(Figure contents as structured data)
○ ○ ○ ○ ○ ○ ○

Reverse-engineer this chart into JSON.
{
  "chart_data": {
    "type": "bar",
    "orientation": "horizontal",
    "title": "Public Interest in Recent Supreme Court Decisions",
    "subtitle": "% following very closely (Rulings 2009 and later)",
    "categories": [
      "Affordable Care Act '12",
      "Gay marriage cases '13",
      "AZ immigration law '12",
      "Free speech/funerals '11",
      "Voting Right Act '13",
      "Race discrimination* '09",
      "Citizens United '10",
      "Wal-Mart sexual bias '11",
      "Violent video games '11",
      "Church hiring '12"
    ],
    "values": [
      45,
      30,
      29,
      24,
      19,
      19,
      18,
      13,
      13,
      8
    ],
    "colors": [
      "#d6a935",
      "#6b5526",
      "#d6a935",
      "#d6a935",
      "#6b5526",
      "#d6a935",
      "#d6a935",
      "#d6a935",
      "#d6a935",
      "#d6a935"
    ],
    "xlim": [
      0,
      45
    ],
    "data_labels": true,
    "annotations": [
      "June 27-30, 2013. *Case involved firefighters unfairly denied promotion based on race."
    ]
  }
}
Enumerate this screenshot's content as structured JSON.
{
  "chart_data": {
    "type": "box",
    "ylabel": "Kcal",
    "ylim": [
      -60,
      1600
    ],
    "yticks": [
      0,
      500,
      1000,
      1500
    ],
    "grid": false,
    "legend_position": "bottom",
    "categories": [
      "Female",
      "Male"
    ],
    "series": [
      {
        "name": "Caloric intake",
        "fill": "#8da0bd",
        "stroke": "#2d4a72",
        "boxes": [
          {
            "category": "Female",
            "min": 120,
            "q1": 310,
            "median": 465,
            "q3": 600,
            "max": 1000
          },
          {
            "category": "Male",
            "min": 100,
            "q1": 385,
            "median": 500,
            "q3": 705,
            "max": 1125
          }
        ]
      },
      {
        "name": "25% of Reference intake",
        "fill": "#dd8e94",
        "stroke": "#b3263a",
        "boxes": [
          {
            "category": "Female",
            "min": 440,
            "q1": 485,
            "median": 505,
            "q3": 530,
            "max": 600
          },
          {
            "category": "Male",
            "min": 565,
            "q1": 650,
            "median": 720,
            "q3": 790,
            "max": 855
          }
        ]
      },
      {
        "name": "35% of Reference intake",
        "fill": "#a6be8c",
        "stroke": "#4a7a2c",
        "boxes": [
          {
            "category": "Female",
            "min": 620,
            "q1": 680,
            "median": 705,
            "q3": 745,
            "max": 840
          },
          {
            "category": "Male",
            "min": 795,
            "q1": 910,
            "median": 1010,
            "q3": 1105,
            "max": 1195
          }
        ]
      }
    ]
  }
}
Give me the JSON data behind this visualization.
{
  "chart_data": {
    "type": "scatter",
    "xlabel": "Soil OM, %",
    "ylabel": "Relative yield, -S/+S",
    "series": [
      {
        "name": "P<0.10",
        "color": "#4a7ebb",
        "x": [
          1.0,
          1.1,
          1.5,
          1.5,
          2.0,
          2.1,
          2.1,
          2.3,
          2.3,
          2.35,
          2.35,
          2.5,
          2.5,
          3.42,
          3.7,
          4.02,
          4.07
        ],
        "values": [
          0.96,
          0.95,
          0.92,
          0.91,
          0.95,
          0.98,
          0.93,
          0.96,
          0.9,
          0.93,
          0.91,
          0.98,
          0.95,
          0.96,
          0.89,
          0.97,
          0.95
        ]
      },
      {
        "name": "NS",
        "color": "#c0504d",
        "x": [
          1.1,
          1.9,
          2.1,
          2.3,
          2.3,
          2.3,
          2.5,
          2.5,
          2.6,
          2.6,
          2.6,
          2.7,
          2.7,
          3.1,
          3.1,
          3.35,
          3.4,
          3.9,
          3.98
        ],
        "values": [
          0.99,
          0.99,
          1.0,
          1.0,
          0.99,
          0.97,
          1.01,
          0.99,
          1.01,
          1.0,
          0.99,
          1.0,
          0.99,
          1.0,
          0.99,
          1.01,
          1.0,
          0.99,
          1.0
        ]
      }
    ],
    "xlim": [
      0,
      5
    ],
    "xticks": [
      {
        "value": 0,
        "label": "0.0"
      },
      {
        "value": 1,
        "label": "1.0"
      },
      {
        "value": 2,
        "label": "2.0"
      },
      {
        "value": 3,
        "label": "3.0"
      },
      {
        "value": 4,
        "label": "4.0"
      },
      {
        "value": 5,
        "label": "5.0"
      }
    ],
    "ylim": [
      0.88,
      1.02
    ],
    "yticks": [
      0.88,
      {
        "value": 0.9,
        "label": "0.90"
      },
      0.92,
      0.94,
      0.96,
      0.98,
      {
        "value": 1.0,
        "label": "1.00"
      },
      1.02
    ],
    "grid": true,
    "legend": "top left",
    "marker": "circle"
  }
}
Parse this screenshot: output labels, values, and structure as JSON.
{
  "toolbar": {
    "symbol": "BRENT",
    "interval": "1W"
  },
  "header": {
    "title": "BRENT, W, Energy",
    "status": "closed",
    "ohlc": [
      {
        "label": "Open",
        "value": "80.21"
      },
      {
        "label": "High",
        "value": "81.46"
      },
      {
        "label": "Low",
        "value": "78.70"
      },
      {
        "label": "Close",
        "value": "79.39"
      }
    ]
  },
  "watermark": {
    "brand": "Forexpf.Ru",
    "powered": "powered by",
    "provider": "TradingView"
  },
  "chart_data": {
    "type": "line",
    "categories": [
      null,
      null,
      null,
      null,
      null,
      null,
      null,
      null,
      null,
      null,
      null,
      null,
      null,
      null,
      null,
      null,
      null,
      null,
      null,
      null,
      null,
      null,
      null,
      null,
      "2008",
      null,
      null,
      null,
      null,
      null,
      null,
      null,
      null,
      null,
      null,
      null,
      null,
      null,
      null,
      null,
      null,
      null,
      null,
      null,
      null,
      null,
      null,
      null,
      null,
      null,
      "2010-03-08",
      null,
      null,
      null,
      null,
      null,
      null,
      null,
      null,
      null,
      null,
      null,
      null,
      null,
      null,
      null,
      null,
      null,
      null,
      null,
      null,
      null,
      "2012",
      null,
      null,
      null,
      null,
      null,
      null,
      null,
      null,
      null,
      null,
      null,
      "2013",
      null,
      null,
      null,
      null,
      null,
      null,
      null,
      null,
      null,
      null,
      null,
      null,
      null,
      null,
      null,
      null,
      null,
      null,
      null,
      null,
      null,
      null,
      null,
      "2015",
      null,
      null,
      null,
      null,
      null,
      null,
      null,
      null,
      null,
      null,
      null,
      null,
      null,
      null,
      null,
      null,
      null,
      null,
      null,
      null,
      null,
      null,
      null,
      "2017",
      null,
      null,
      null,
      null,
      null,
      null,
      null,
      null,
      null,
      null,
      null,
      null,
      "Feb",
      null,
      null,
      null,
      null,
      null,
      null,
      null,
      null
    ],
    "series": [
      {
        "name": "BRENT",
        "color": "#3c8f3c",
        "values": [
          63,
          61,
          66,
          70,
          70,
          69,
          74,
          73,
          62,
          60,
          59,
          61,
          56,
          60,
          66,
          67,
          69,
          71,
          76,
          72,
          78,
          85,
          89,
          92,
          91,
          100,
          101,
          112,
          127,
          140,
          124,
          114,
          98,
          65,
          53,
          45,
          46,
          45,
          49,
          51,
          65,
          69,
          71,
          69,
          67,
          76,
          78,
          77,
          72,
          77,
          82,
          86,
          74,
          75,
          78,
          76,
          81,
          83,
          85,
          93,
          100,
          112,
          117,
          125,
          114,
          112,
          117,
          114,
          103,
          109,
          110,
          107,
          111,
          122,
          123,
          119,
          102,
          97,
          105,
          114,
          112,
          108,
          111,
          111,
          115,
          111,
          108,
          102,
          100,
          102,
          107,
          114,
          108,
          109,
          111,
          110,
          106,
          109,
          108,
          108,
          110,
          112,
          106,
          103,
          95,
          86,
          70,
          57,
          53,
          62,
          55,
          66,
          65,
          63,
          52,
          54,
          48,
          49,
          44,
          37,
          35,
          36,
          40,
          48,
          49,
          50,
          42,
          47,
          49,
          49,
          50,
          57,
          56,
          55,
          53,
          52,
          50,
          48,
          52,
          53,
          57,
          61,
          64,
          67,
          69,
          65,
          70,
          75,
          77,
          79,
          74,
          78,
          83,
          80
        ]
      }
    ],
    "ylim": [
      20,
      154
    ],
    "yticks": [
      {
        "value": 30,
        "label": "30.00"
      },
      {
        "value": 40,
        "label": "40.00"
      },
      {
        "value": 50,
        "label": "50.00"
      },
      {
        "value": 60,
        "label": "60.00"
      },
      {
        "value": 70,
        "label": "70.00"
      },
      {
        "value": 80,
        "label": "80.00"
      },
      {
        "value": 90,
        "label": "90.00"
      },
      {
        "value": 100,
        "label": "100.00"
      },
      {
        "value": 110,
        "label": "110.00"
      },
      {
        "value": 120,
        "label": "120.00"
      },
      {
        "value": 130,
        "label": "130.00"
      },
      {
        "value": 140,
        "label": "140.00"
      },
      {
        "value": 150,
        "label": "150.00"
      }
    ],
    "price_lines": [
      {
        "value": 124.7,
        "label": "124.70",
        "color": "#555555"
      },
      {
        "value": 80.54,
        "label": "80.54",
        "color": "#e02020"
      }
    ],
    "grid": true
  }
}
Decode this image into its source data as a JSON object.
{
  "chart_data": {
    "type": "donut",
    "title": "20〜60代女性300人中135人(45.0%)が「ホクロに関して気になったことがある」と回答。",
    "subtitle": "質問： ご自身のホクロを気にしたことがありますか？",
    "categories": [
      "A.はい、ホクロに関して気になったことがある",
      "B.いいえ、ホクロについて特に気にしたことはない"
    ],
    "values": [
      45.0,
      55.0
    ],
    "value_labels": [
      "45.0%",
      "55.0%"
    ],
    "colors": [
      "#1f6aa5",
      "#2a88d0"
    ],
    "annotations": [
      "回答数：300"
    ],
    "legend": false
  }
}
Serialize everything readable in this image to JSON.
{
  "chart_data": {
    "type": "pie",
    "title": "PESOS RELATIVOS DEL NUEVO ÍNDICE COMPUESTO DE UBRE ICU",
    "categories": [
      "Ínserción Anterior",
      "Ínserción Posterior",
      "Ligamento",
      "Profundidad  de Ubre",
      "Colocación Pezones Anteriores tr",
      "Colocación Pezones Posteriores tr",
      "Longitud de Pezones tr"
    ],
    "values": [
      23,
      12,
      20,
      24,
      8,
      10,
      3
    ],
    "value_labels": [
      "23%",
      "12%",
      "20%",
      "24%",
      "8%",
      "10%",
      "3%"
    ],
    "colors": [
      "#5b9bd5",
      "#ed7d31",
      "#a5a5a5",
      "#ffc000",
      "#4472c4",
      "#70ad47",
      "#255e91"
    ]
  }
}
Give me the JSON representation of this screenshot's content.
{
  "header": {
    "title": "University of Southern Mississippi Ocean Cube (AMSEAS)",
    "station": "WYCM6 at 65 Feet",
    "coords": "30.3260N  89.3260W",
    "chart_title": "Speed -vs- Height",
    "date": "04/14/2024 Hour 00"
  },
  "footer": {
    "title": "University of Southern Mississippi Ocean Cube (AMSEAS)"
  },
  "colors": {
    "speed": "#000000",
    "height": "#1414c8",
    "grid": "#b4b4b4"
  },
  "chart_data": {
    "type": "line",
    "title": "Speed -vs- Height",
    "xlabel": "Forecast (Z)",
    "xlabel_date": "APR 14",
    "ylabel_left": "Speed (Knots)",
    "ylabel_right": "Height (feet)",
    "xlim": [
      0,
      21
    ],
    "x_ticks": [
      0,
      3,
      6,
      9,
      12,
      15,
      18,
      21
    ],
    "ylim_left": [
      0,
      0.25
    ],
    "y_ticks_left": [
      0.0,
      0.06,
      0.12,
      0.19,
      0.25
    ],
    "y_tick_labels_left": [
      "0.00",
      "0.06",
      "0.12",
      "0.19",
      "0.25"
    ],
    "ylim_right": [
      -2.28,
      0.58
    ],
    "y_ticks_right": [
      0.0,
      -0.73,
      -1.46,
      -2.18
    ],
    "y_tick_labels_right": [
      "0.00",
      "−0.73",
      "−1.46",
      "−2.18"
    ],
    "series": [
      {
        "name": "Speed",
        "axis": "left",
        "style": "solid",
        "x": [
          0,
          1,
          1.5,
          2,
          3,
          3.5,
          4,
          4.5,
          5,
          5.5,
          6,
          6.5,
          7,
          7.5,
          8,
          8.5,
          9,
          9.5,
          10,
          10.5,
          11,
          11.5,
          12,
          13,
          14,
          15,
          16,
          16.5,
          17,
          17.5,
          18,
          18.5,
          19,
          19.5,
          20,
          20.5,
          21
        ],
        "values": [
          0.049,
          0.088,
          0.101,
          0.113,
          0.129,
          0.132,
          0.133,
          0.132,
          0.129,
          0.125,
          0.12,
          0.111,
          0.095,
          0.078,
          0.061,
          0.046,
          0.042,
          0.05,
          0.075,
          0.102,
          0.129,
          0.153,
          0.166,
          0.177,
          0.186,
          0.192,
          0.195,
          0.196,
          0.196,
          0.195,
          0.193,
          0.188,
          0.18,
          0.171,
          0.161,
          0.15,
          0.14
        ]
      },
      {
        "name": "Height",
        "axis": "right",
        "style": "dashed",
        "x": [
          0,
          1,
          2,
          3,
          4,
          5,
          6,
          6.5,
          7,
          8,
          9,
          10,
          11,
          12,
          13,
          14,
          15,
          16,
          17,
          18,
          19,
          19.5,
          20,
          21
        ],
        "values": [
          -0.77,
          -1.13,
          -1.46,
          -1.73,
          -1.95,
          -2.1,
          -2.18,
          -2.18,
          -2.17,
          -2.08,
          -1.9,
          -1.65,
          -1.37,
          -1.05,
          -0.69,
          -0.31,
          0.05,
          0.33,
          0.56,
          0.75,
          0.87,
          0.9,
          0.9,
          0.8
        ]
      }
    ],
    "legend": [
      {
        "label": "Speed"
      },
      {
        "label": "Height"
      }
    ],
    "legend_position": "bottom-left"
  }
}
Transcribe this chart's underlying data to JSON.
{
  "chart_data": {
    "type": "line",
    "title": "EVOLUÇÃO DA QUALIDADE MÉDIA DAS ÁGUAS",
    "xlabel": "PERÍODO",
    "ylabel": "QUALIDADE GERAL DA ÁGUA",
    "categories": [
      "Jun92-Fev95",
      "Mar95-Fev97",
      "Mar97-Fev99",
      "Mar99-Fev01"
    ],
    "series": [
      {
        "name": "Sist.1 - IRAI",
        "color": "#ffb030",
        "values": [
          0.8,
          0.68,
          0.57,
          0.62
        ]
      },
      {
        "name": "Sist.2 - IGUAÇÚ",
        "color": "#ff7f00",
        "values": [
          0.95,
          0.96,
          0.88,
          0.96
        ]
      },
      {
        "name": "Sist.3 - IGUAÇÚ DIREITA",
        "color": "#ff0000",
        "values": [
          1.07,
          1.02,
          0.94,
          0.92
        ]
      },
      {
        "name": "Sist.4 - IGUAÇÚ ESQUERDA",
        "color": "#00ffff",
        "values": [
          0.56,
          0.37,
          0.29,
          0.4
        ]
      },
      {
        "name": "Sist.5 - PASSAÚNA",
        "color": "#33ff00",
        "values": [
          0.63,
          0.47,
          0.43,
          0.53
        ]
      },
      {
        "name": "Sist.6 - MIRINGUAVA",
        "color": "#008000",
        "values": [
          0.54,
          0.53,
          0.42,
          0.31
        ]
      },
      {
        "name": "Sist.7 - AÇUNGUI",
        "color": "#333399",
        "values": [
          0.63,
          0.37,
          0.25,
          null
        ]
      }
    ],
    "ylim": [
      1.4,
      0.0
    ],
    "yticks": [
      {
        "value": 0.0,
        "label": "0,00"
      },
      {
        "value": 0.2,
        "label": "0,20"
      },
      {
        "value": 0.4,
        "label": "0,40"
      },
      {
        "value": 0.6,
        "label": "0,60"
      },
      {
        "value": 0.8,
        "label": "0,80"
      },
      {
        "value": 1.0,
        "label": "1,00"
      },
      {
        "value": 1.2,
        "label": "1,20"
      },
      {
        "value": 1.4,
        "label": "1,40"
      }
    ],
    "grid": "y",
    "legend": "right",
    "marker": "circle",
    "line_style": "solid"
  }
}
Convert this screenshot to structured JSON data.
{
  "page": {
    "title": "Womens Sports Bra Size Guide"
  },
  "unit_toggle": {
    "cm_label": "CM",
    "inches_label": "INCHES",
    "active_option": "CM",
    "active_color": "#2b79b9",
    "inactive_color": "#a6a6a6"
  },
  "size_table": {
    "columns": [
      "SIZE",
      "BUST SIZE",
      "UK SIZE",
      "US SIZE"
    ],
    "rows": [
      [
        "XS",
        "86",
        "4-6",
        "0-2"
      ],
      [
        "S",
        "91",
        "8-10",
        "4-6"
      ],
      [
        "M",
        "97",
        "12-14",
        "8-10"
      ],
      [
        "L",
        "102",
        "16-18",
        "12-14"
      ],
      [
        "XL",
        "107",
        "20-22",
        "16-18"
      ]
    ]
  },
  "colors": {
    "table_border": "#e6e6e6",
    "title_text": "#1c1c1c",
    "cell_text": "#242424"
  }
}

○ ○ ○ ○ ○ ○ ○

:: DIRECTIONS FOR THIS TASK ::
Collect every line with the string "type" from the records, and copy each.

:: ANSWER FOR THE TASK ::
    "type": "bar",
    "type": "box",
    "type": "scatter",
    "type": "line",
    "type": "donut",
    "type": "pie",
    "type": "line",
    "type": "line",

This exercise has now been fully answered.